**Aufgabenliste**
A. Gib die Zeilen der Datensätze erneut aus. Beginne bei der Zeile mit „58, 507, 76]“, höre nach der Zeile mit „page-title: Q1 Fiscal“ auf und tausche dabei „value-cell“ gegen „data-cell“ aus, ohne sonst etwas zu ändern.
B. Setze den Forumsthread zum Bootprojekt auf dem CX2020 dort fort, wo er endet.

# Frage zum Bootprojekt



## domicilio (3 Juni 2013)

Hallo,

ich habe eine Frage zu dieser ganzen Bootprojekt sache. Weder konnte ich in der Hilfe nichts genaues finden, noch konnte mir ein Berater von Beckhoff weiterhelfen...

Also es ist eine CX2020 mit Ethercat etc. im Schaltschrank. Ich arbeite extern über ein Notebook. Wie kann ich nun vom Notebook aus ein Bootprojekt erzeugen, sodass
es auf dem Embedded-PC landet? Sollte das nicht eigentlich automatisch gehen? Ich geh vom Notebook online mit Zielsystem CX2020 und erstelle ein Bootprojekt,
also sollte das Bootprojekt auf dem CX2020 liegen? Wenn ich aber Notebook abklemme und die ganze Maschine neustarte passiert gar nichts. Bootprojekt und das Projekt selbst stimmen nicht überein etc...

Es geht darum, wenn der Kunde eine Änderung wünscht, kann man doch nicht den ganzen Weg dorthinfahren, alles auf das Embedded-PC kopieren, von dort ausführen mit PLC Control und dann Bootprojekt erzeugen.

Ich will eine Lösung, sodass ich im eine ZIP-Datei schicke und er lädt alle dateien in einen ordner, schaltet die maschine aus und wieder ein und alles läuft. Ist das irgendwie möglich? Ich hoffe ich habe mich nicht
all zu umständlich ausgedrückt.

Liebe Grüße

P.S.: Anzufügen ist auch noch. Vom Daheim wird dann z.B. eine Ändeurng unternommen und dann dem Kunden zugeschickt. Was genau muss man machen? Von zu Hause Bootprojekt erstellen? Braucht man ein neues Bootprojekt?


----------



## KvT (3 Juni 2013)

Hi,

ich kenne Beckhoff zwar nicht, aber bei anderen CoDeSys Steuerungen kannst Offline ein Bootprojekt erstellen.

Das ist das gleiche Vorgehen, wenn Du online zu einer Steuerung Verbindung hast nur eben offline ohne Steuerung.

**Gespeicherte Daten**
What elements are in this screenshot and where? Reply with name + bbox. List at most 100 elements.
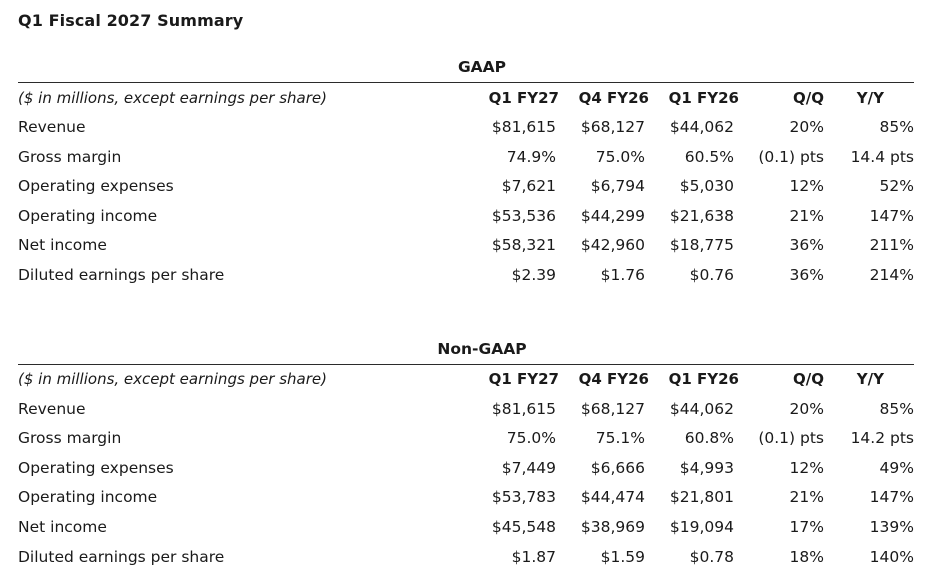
section-heading-gaap: GAAP	[457, 58, 507, 76]
value-cell: $81,615	[491, 118, 556, 136]
row-label: Diluted earnings per share	[18, 266, 225, 284]
value-cell: $44,062	[669, 118, 734, 136]
value-cell: 60.5%	[684, 148, 734, 166]
row-header-label: ($ in millions, except earnings per shar…	[18, 370, 327, 388]
table-row: Net income $45,548 $38,969 $19,094 17% 1…	[18, 518, 914, 546]
value-cell: $6,794	[590, 177, 645, 195]
value-cell: $1.76	[600, 266, 645, 284]
row-label: Gross margin	[18, 148, 122, 166]
table-header-row: ($ in millions, except earnings per shar…	[18, 89, 914, 117]
value-cell: 75.0%	[595, 148, 645, 166]
value-cell: $7,621	[501, 177, 556, 195]
value-cell: 20%	[789, 400, 824, 418]
row-label: Revenue	[18, 118, 86, 136]
value-cell: 85%	[879, 400, 914, 418]
value-cell: 211%	[869, 236, 914, 254]
section-divider	[18, 82, 914, 83]
value-cell: 12%	[789, 177, 824, 195]
value-cell: 49%	[879, 459, 914, 477]
table-row: Diluted earnings per share $2.39 $1.76 $…	[18, 266, 914, 294]
value-cell: $0.76	[689, 266, 734, 284]
value-cell: $44,299	[580, 207, 645, 225]
value-cell: $44,474	[580, 488, 645, 506]
value-cell: 21%	[789, 207, 824, 225]
value-cell: 18%	[789, 548, 824, 566]
value-cell: $2.39	[511, 266, 556, 284]
page-title: Q1 Fiscal 2027 Summary	[18, 11, 244, 30]
value-cell: $68,127	[580, 118, 645, 136]
row-label: Operating expenses	[18, 459, 174, 477]
table-row: Operating expenses $7,449 $6,666 $4,993 …	[18, 459, 914, 487]
value-cell: $0.78	[689, 548, 734, 566]
value-cell: $45,548	[491, 518, 556, 536]
value-cell: $42,960	[580, 236, 645, 254]
row-label: Operating income	[18, 207, 158, 225]
value-cell: 21%	[789, 488, 824, 506]
column-header-q1-fy27: Q1 FY27	[488, 370, 559, 388]
row-label: Gross margin	[18, 429, 122, 447]
value-cell: $58,321	[491, 236, 556, 254]
value-cell: $38,969	[580, 518, 645, 536]
value-cell: $21,638	[669, 207, 734, 225]
value-cell: (0.1) pts	[758, 148, 824, 166]
value-cell: 36%	[789, 236, 824, 254]
value-cell: $6,666	[590, 459, 645, 477]
row-label: Net income	[18, 236, 107, 254]
value-cell: 52%	[879, 177, 914, 195]
column-header-y-y: Y/Y	[856, 89, 884, 107]
column-header-q1-fy26: Q1 FY26	[668, 89, 739, 107]
column-header-q1-fy27: Q1 FY27	[488, 89, 559, 107]
value-cell: 75.1%	[595, 429, 645, 447]
row-label: Operating income	[18, 488, 158, 506]
value-cell: 74.9%	[506, 148, 556, 166]
value-cell: $68,127	[580, 400, 645, 418]
table-row: Operating expenses $7,621 $6,794 $5,030 …	[18, 177, 914, 205]
row-label: Net income	[18, 518, 107, 536]
value-cell: $1.87	[511, 548, 556, 566]
row-label: Diluted earnings per share	[18, 548, 225, 566]
value-cell: 14.2 pts	[850, 429, 914, 447]
value-cell: 147%	[869, 488, 914, 506]
table-row: Net income $58,321 $42,960 $18,775 36% 2…	[18, 236, 914, 264]
value-cell: 36%	[789, 266, 824, 284]
column-header-q-q: Q/Q	[793, 89, 824, 107]
row-header-label: ($ in millions, except earnings per shar…	[18, 89, 327, 107]
column-header-q-q: Q/Q	[793, 370, 824, 388]
value-cell: 75.0%	[506, 429, 556, 447]
value-cell: 140%	[869, 548, 914, 566]
value-cell: 60.8%	[684, 429, 734, 447]
value-cell: (0.1) pts	[758, 429, 824, 447]
column-header-q1-fy26: Q1 FY26	[668, 370, 739, 388]
row-label: Operating expenses	[18, 177, 174, 195]
value-cell: $19,094	[669, 518, 734, 536]
value-cell: $7,449	[501, 459, 556, 477]
value-cell: 147%	[869, 207, 914, 225]
value-cell: 14.4 pts	[850, 148, 914, 166]
column-header-q4-fy26: Q4 FY26	[578, 89, 649, 107]
value-cell: 12%	[789, 459, 824, 477]
value-cell: 17%	[789, 518, 824, 536]
table-row: Operating income $53,536 $44,299 $21,638…	[18, 207, 914, 235]
table-row: Gross margin 74.9% 75.0% 60.5% (0.1) pts…	[18, 148, 914, 176]
value-cell: $5,030	[679, 177, 734, 195]
table-header-row: ($ in millions, except earnings per shar…	[18, 370, 914, 398]
value-cell: 214%	[869, 266, 914, 284]
section-heading-non-gaap: Non-GAAP	[437, 340, 527, 358]
value-cell: $53,536	[491, 207, 556, 225]
column-header-y-y: Y/Y	[856, 370, 884, 388]
value-cell: $44,062	[669, 400, 734, 418]
row-label: Revenue	[18, 400, 86, 418]
value-cell: $81,615	[491, 400, 556, 418]
value-cell: $53,783	[491, 488, 556, 506]
value-cell: 85%	[879, 118, 914, 136]
value-cell: 139%	[869, 518, 914, 536]
value-cell: 20%	[789, 118, 824, 136]
section-divider	[18, 364, 914, 365]
value-cell: $1.59	[600, 548, 645, 566]
table-row: Operating income $53,783 $44,474 $21,801…	[18, 488, 914, 516]
value-cell: $21,801	[669, 488, 734, 506]
table-row: Revenue $81,615 $68,127 $44,062 20% 85%	[18, 400, 914, 428]
column-header-q4-fy26: Q4 FY26	[578, 370, 649, 388]
table-row: Revenue $81,615 $68,127 $44,062 20% 85%	[18, 118, 914, 146]
value-cell: $18,775	[669, 236, 734, 254]
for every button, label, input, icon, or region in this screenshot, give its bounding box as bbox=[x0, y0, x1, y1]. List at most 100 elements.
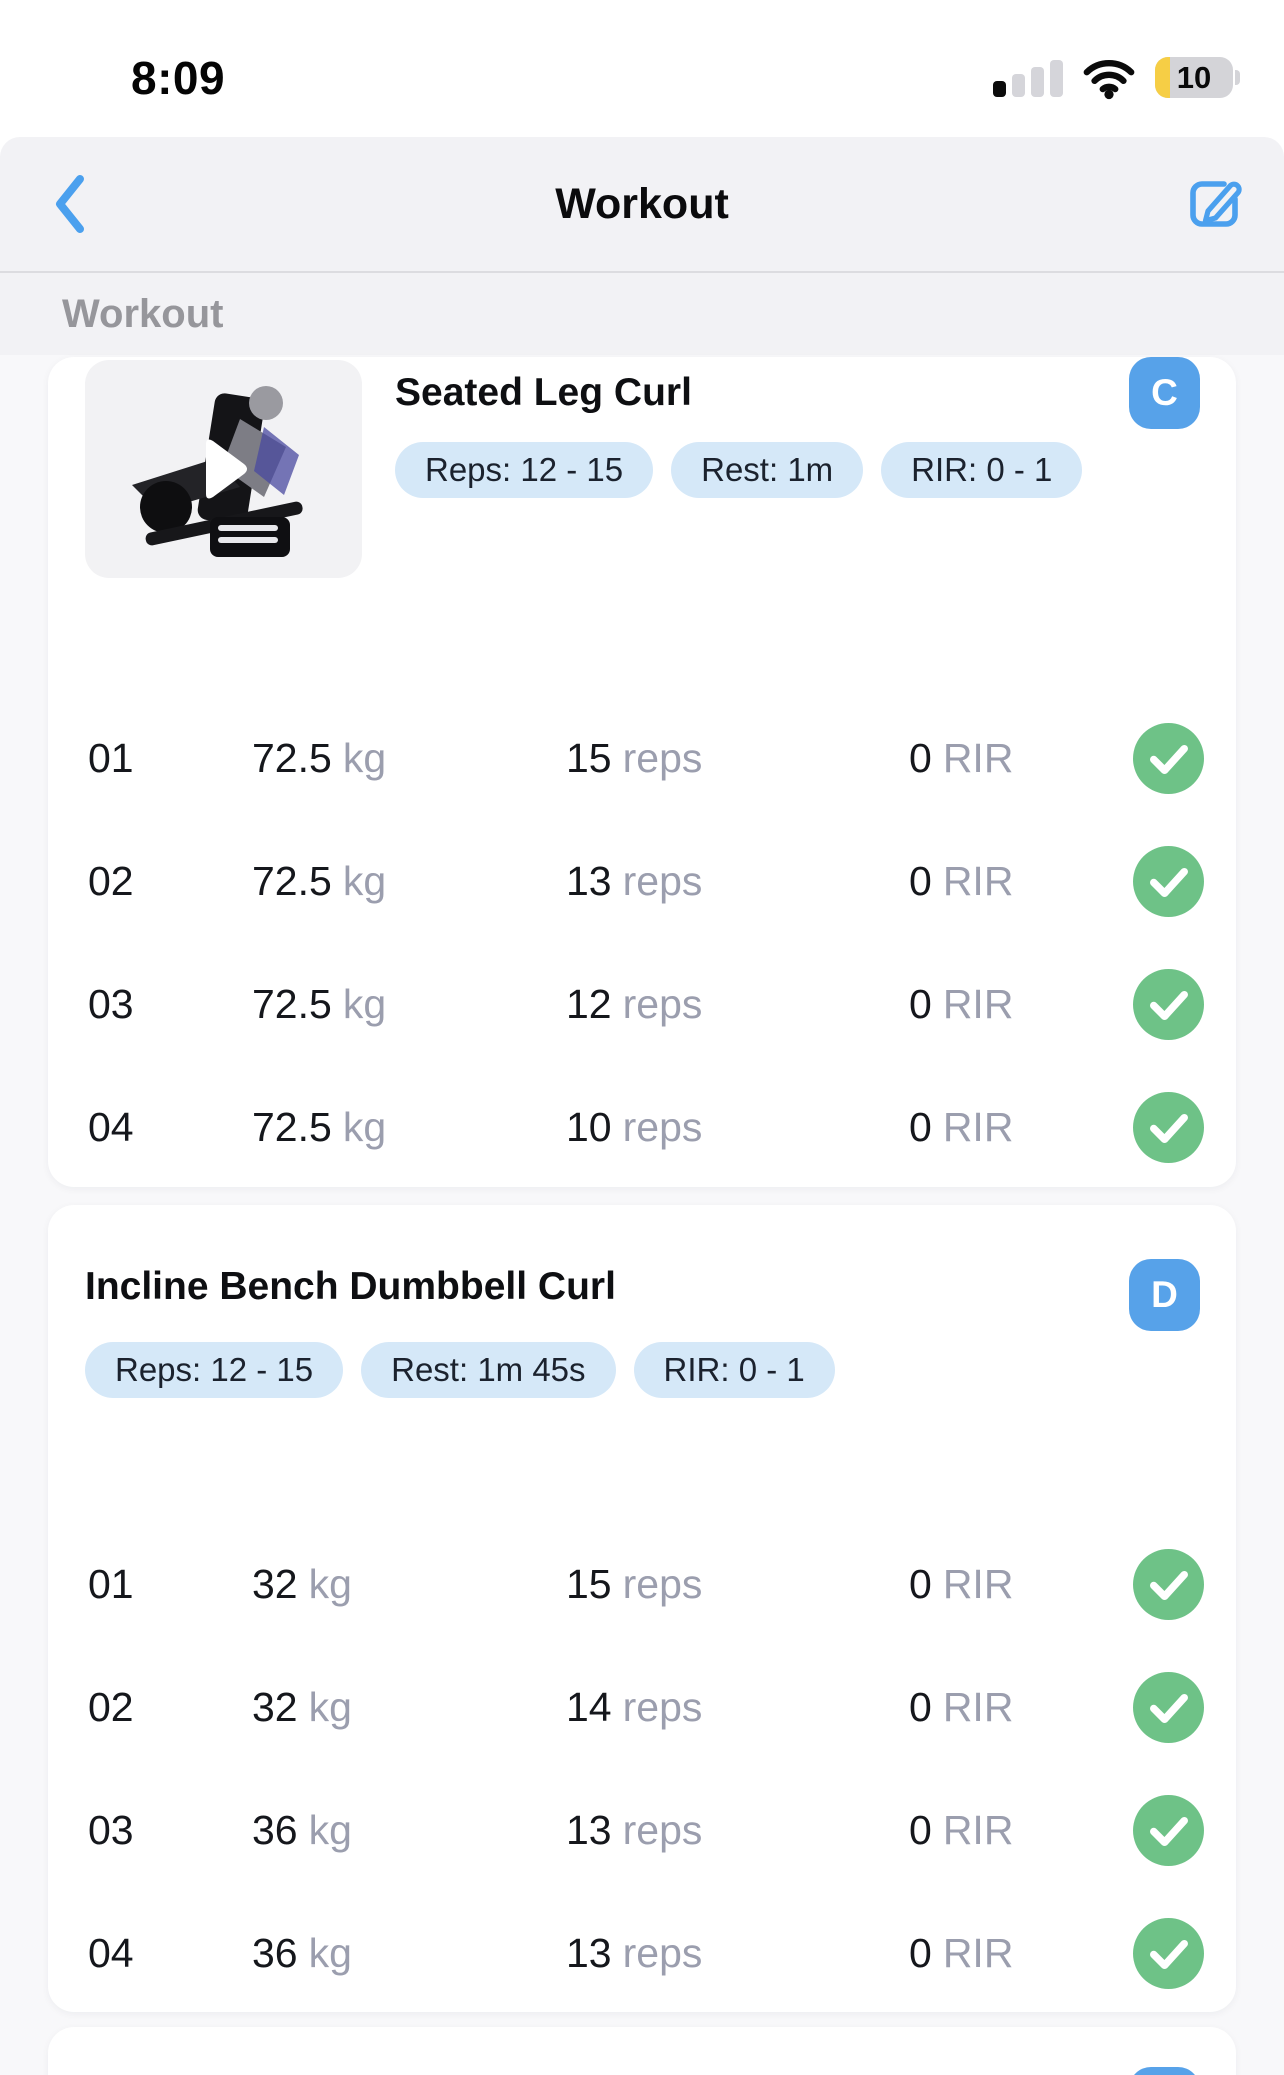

**Lösungen**
A.
section-heading-gaap: GAAP	[457, 58, 507, 76]
data-cell: $81,615	[491, 118, 556, 136]
row-label: Diluted earnings per share	[18, 266, 225, 284]
data-cell: $44,062	[669, 118, 734, 136]
data-cell: 60.5%	[684, 148, 734, 166]
row-header-label: ($ in millions, except earnings per shar…	[18, 370, 327, 388]
table-row: Net income $45,548 $38,969 $19,094 17% 1…	[18, 518, 914, 546]
data-cell: $6,794	[590, 177, 645, 195]
data-cell: $1.76	[600, 266, 645, 284]
row-label: Gross margin	[18, 148, 122, 166]
table-header-row: ($ in millions, except earnings per shar…	[18, 89, 914, 117]
data-cell: 75.0%	[595, 148, 645, 166]
data-cell: $7,621	[501, 177, 556, 195]
data-cell: 20%	[789, 400, 824, 418]
row-label: Revenue	[18, 118, 86, 136]
data-cell: 85%	[879, 400, 914, 418]
data-cell: 211%	[869, 236, 914, 254]
section-divider	[18, 82, 914, 83]
data-cell: 12%	[789, 177, 824, 195]
data-cell: 49%	[879, 459, 914, 477]
table-row: Diluted earnings per share $2.39 $1.76 $…	[18, 266, 914, 294]
data-cell: $0.76	[689, 266, 734, 284]
data-cell: $44,299	[580, 207, 645, 225]
data-cell: $44,474	[580, 488, 645, 506]
data-cell: 21%	[789, 207, 824, 225]
data-cell: 18%	[789, 548, 824, 566]
data-cell: $2.39	[511, 266, 556, 284]
page-title: Q1 Fiscal 2027 Summary	[18, 11, 244, 30]

B.
Dann sollte sich ein Fenster öffnen, wo die beiden Dateien abgespeichert werden sollen.

Diese beiden Dateien müsste dann Dein Kunde in den entsprechenden Ordner der Steuerung schreiben.
(ftp oder USB Stick an der Steuerung oder ....)


----------



## Fx64 (3 Juni 2013)

Hallo,

Du programmierst doch den CX remote, oder? -> Bootprojekt erzeugen (online), das machst Du scheinbar richtig. Ist TwinCAT so konfiguriert das es auch das Bootprojekt beim Starten lädt? Siehe Eigenschaften per Systemmanager.

Viele Grüße


----------



## Ghosty (3 Juni 2013)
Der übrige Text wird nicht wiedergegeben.